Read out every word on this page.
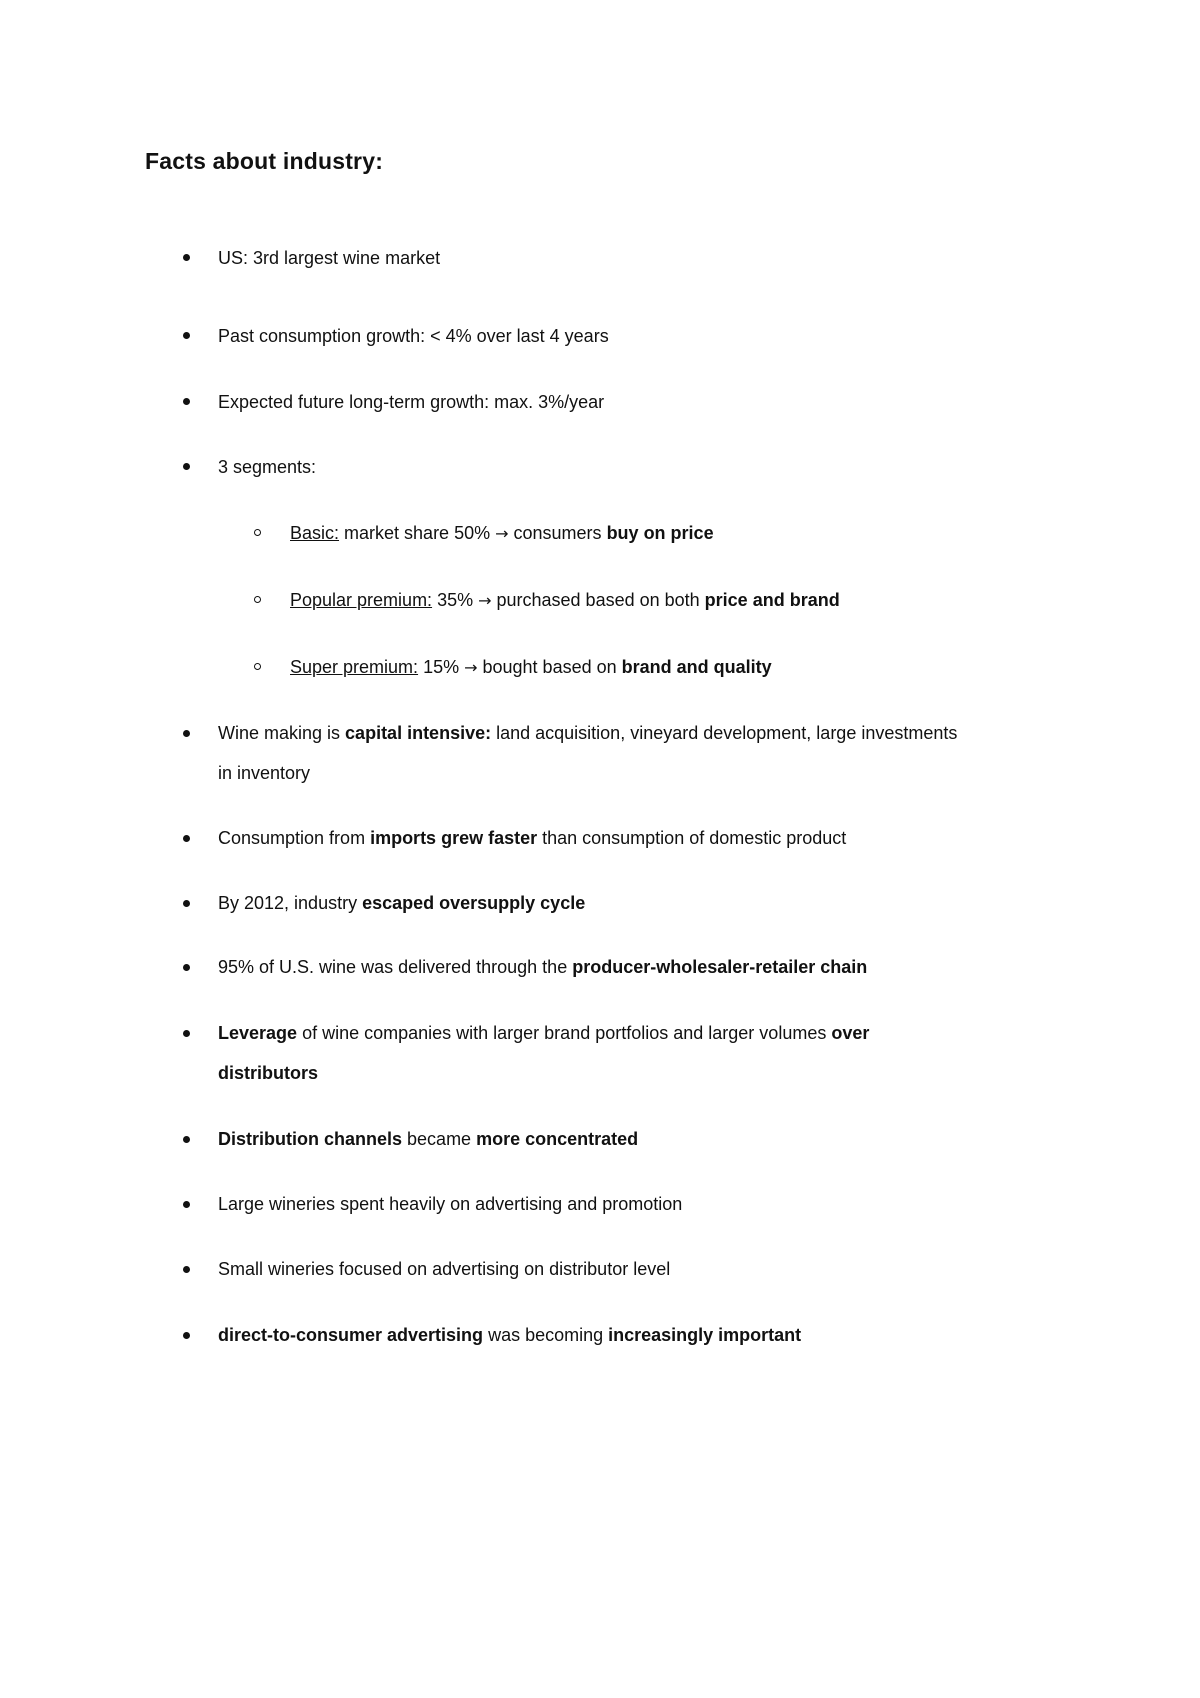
Facts about industry:

US: 3rd largest wine market

Past consumption growth: < 4% over last 4 years

Expected future long-term growth: max. 3%/year

3 segments:

Basic: market share 50% → consumers buy on price

Popular premium: 35% → purchased based on both price and brand

Super premium: 15% → bought based on brand and quality

Wine making is capital intensive: land acquisition, vineyard development, large investments
in inventory

Consumption from imports grew faster than consumption of domestic product

By 2012, industry escaped oversupply cycle

95% of U.S. wine was delivered through the producer-wholesaler-retailer chain

Leverage of wine companies with larger brand portfolios and larger volumes over
distributors

Distribution channels became more concentrated

Large wineries spent heavily on advertising and promotion

Small wineries focused on advertising on distributor level

direct-to-consumer advertising was becoming increasingly important
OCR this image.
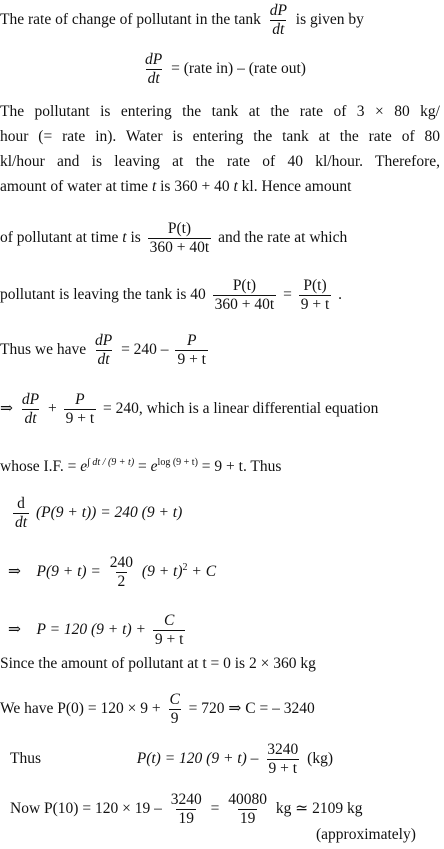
The rate of change of pollutant in the tank $\frac{dP}{dt}$ is given by
$\frac{dP}{dt}$ = (rate in) – (rate out)
The pollutant is entering the tank at the rate of 3 × 80 kg/
hour (= rate in). Water is entering the tank at the rate of 80
kl/hour and is leaving at the rate of 40 kl/hour. Therefore,
amount of water at time t is 360 + 40 t kl. Hence amount
of pollutant at time t is $\frac{P(t)}{360 + 40t}$ and the rate at which
pollutant is leaving the tank is $40 \frac{P(t)}{360 + 40t} = \frac{P(t)}{9 + t}$ .
Thus we have $\frac{dP}{dt} = 240 - \frac{P}{9 + t}$
⇒ $\frac{dP}{dt} + \frac{P}{9 + t} = 240$, which is a linear differential equation
whose I.F. = $e^{\int dt / (9 + t)} = e^{log (9 + t)} = 9 + t$. Thus
$\frac{d}{dt} (P(9 + t)) = 240$ (9 + t)
⇒ $P(9 + t) = \frac{240}{2} (9 + t)^2 + C$
⇒ P = 120 $(9 + t) + \frac{C}{9 + t}$
Since the amount of pollutant at t = 0 is 2 × 360 kg
We have $P(0) = 120 \times 9 + \frac{C}{9} = 720$ ⇒ C = – 3240
Thus	P(t) = 120 $(9 + t) - \frac{3240}{9 + t} (kg)$
Now $P(10) = 120 \times 19 - \frac{3240}{19} = \frac{40080}{19}$ kg ≃ 2109 kg
(approximately)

____

_Given task_
Your output should consist solely of the lines from the line containing "OCR this image." through the last line of the entries, verbatim, minus any pictures.

_Task output_
OCR this image.
The rate of change of pollutant in the tank $\frac{dP}{dt}$ is given by
$\frac{dP}{dt}$ = (rate in) – (rate out)
The pollutant is entering the tank at the rate of 3 × 80 kg/
hour (= rate in). Water is entering the tank at the rate of 80
kl/hour and is leaving at the rate of 40 kl/hour. Therefore,
amount of water at time t is 360 + 40 t kl. Hence amount
of pollutant at time t is $\frac{P(t)}{360 + 40t}$ and the rate at which
pollutant is leaving the tank is $40 \frac{P(t)}{360 + 40t} = \frac{P(t)}{9 + t}$ .
Thus we have $\frac{dP}{dt} = 240 - \frac{P}{9 + t}$
⇒ $\frac{dP}{dt} + \frac{P}{9 + t} = 240$, which is a linear differential equation
whose I.F. = $e^{\int dt / (9 + t)} = e^{log (9 + t)} = 9 + t$. Thus
$\frac{d}{dt} (P(9 + t)) = 240$ (9 + t)
⇒ $P(9 + t) = \frac{240}{2} (9 + t)^2 + C$
⇒ P = 120 $(9 + t) + \frac{C}{9 + t}$
Since the amount of pollutant at t = 0 is 2 × 360 kg
We have $P(0) = 120 \times 9 + \frac{C}{9} = 720$ ⇒ C = – 3240
Thus	P(t) = 120 $(9 + t) - \frac{3240}{9 + t} (kg)$
Now $P(10) = 120 \times 19 - \frac{3240}{19} = \frac{40080}{19}$ kg ≃ 2109 kg
(approximately)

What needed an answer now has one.